-- WORK TO BE COMPLETED --
Return only the count of lines in which the word "color" appears.

-- LISTED ENTRIES --

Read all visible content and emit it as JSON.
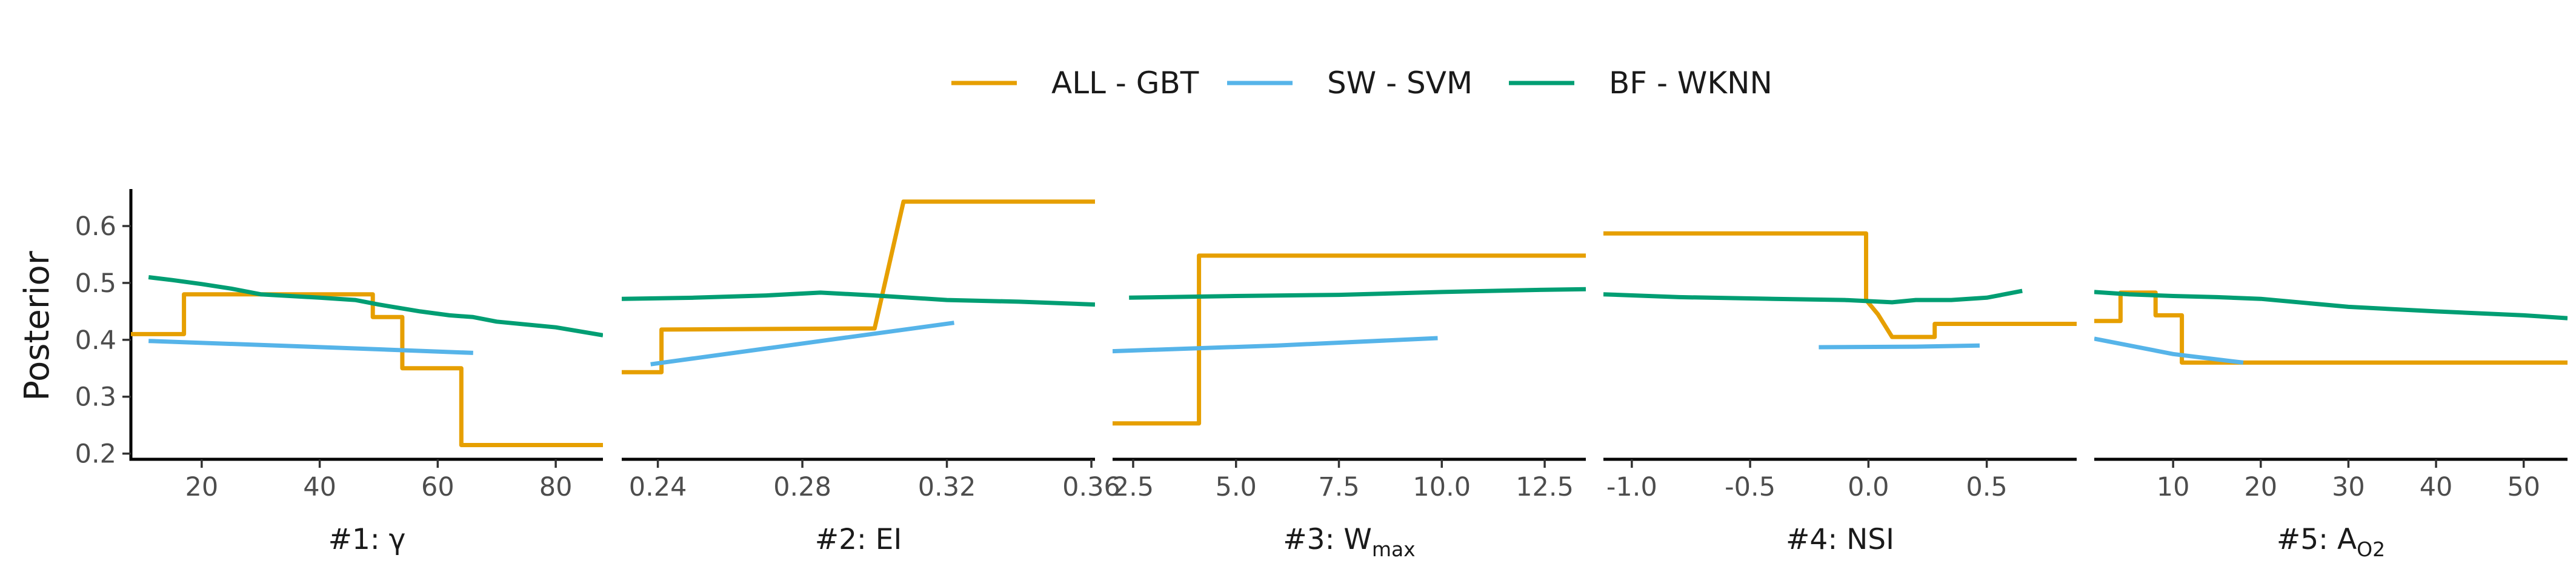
{
  "chart_data": {
    "type": "line",
    "ylabel": "Posterior",
    "ylim": [
      0.19,
      0.665
    ],
    "yticks": [
      0.2,
      0.3,
      0.4,
      0.5,
      0.6
    ],
    "ytick_labels": [
      "0.2",
      "0.3",
      "0.4",
      "0.5",
      "0.6"
    ],
    "legend_position": "top-center",
    "legend": [
      {
        "name": "ALL - GBT",
        "color": "#E69F00"
      },
      {
        "name": "SW - SVM",
        "color": "#56B4E9"
      },
      {
        "name": "BF - WKNN",
        "color": "#009E73"
      }
    ],
    "panels": [
      {
        "xlabel_main": "#1: γ",
        "xlabel_sub": "",
        "xlim": [
          8,
          88
        ],
        "xticks": [
          20,
          40,
          60,
          80
        ],
        "xtick_labels": [
          "20",
          "40",
          "60",
          "80"
        ],
        "series": [
          {
            "name": "ALL - GBT",
            "points": [
              [
                8,
                0.41
              ],
              [
                17,
                0.41
              ],
              [
                17,
                0.48
              ],
              [
                49,
                0.48
              ],
              [
                49,
                0.44
              ],
              [
                54,
                0.44
              ],
              [
                54,
                0.35
              ],
              [
                64,
                0.35
              ],
              [
                64,
                0.215
              ],
              [
                88,
                0.215
              ]
            ]
          },
          {
            "name": "SW - SVM",
            "points": [
              [
                11,
                0.398
              ],
              [
                38,
                0.388
              ],
              [
                66,
                0.377
              ]
            ]
          },
          {
            "name": "BF - WKNN",
            "points": [
              [
                11,
                0.51
              ],
              [
                15,
                0.505
              ],
              [
                20,
                0.498
              ],
              [
                25,
                0.49
              ],
              [
                30,
                0.48
              ],
              [
                40,
                0.474
              ],
              [
                46,
                0.47
              ],
              [
                50,
                0.462
              ],
              [
                57,
                0.45
              ],
              [
                62,
                0.443
              ],
              [
                66,
                0.44
              ],
              [
                70,
                0.432
              ],
              [
                80,
                0.422
              ],
              [
                88,
                0.408
              ]
            ]
          }
        ]
      },
      {
        "xlabel_main": "#2: EI",
        "xlabel_sub": "",
        "xlim": [
          0.23,
          0.361
        ],
        "xticks": [
          0.24,
          0.28,
          0.32,
          0.36
        ],
        "xtick_labels": [
          "0.24",
          "0.28",
          "0.32",
          "0.36"
        ],
        "series": [
          {
            "name": "ALL - GBT",
            "points": [
              [
                0.23,
                0.343
              ],
              [
                0.241,
                0.343
              ],
              [
                0.241,
                0.418
              ],
              [
                0.3,
                0.42
              ],
              [
                0.308,
                0.643
              ],
              [
                0.361,
                0.643
              ]
            ]
          },
          {
            "name": "SW - SVM",
            "points": [
              [
                0.238,
                0.357
              ],
              [
                0.322,
                0.43
              ]
            ]
          },
          {
            "name": "BF - WKNN",
            "points": [
              [
                0.23,
                0.472
              ],
              [
                0.25,
                0.474
              ],
              [
                0.27,
                0.478
              ],
              [
                0.285,
                0.483
              ],
              [
                0.3,
                0.478
              ],
              [
                0.32,
                0.47
              ],
              [
                0.34,
                0.467
              ],
              [
                0.361,
                0.462
              ]
            ]
          }
        ]
      },
      {
        "xlabel_main": "#3: W",
        "xlabel_sub": "max",
        "xlim": [
          2.0,
          13.5
        ],
        "xticks": [
          2.5,
          5.0,
          7.5,
          10.0,
          12.5
        ],
        "xtick_labels": [
          "2.5",
          "5.0",
          "7.5",
          "10.0",
          "12.5"
        ],
        "series": [
          {
            "name": "ALL - GBT",
            "points": [
              [
                2.0,
                0.253
              ],
              [
                4.1,
                0.253
              ],
              [
                4.1,
                0.548
              ],
              [
                13.5,
                0.548
              ]
            ]
          },
          {
            "name": "SW - SVM",
            "points": [
              [
                2.0,
                0.38
              ],
              [
                6.0,
                0.39
              ],
              [
                9.9,
                0.403
              ]
            ]
          },
          {
            "name": "BF - WKNN",
            "points": [
              [
                2.4,
                0.474
              ],
              [
                5.0,
                0.477
              ],
              [
                7.5,
                0.479
              ],
              [
                10.0,
                0.484
              ],
              [
                12.5,
                0.488
              ],
              [
                13.5,
                0.489
              ]
            ]
          }
        ]
      },
      {
        "xlabel_main": "#4: NSI",
        "xlabel_sub": "",
        "xlim": [
          -1.12,
          0.88
        ],
        "xticks": [
          -1.0,
          -0.5,
          0.0,
          0.5
        ],
        "xtick_labels": [
          "-1.0",
          "-0.5",
          "0.0",
          "0.5"
        ],
        "series": [
          {
            "name": "ALL - GBT",
            "points": [
              [
                -1.12,
                0.587
              ],
              [
                -0.01,
                0.587
              ],
              [
                -0.01,
                0.47
              ],
              [
                0.04,
                0.445
              ],
              [
                0.1,
                0.405
              ],
              [
                0.28,
                0.405
              ],
              [
                0.28,
                0.428
              ],
              [
                0.88,
                0.428
              ]
            ]
          },
          {
            "name": "SW - SVM",
            "points": [
              [
                -0.21,
                0.387
              ],
              [
                0.2,
                0.388
              ],
              [
                0.47,
                0.39
              ]
            ]
          },
          {
            "name": "BF - WKNN",
            "points": [
              [
                -1.12,
                0.48
              ],
              [
                -0.8,
                0.475
              ],
              [
                -0.4,
                0.472
              ],
              [
                -0.1,
                0.47
              ],
              [
                0.1,
                0.466
              ],
              [
                0.2,
                0.47
              ],
              [
                0.35,
                0.47
              ],
              [
                0.5,
                0.474
              ],
              [
                0.65,
                0.486
              ]
            ]
          }
        ]
      },
      {
        "xlabel_main": "#5: A",
        "xlabel_sub": "O2",
        "xlim": [
          1,
          55
        ],
        "xticks": [
          10,
          20,
          30,
          40,
          50
        ],
        "xtick_labels": [
          "10",
          "20",
          "30",
          "40",
          "50"
        ],
        "series": [
          {
            "name": "ALL - GBT",
            "points": [
              [
                1,
                0.433
              ],
              [
                4,
                0.433
              ],
              [
                4,
                0.483
              ],
              [
                8,
                0.483
              ],
              [
                8,
                0.443
              ],
              [
                11,
                0.443
              ],
              [
                11,
                0.36
              ],
              [
                55,
                0.36
              ]
            ]
          },
          {
            "name": "SW - SVM",
            "points": [
              [
                1,
                0.402
              ],
              [
                10,
                0.375
              ],
              [
                18,
                0.36
              ]
            ]
          },
          {
            "name": "BF - WKNN",
            "points": [
              [
                1,
                0.484
              ],
              [
                5,
                0.48
              ],
              [
                10,
                0.477
              ],
              [
                15,
                0.475
              ],
              [
                20,
                0.472
              ],
              [
                30,
                0.458
              ],
              [
                40,
                0.45
              ],
              [
                50,
                0.443
              ],
              [
                55,
                0.438
              ]
            ]
          }
        ]
      }
    ]
  }
}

-- OUTPUT OF THE EXERCISE --
3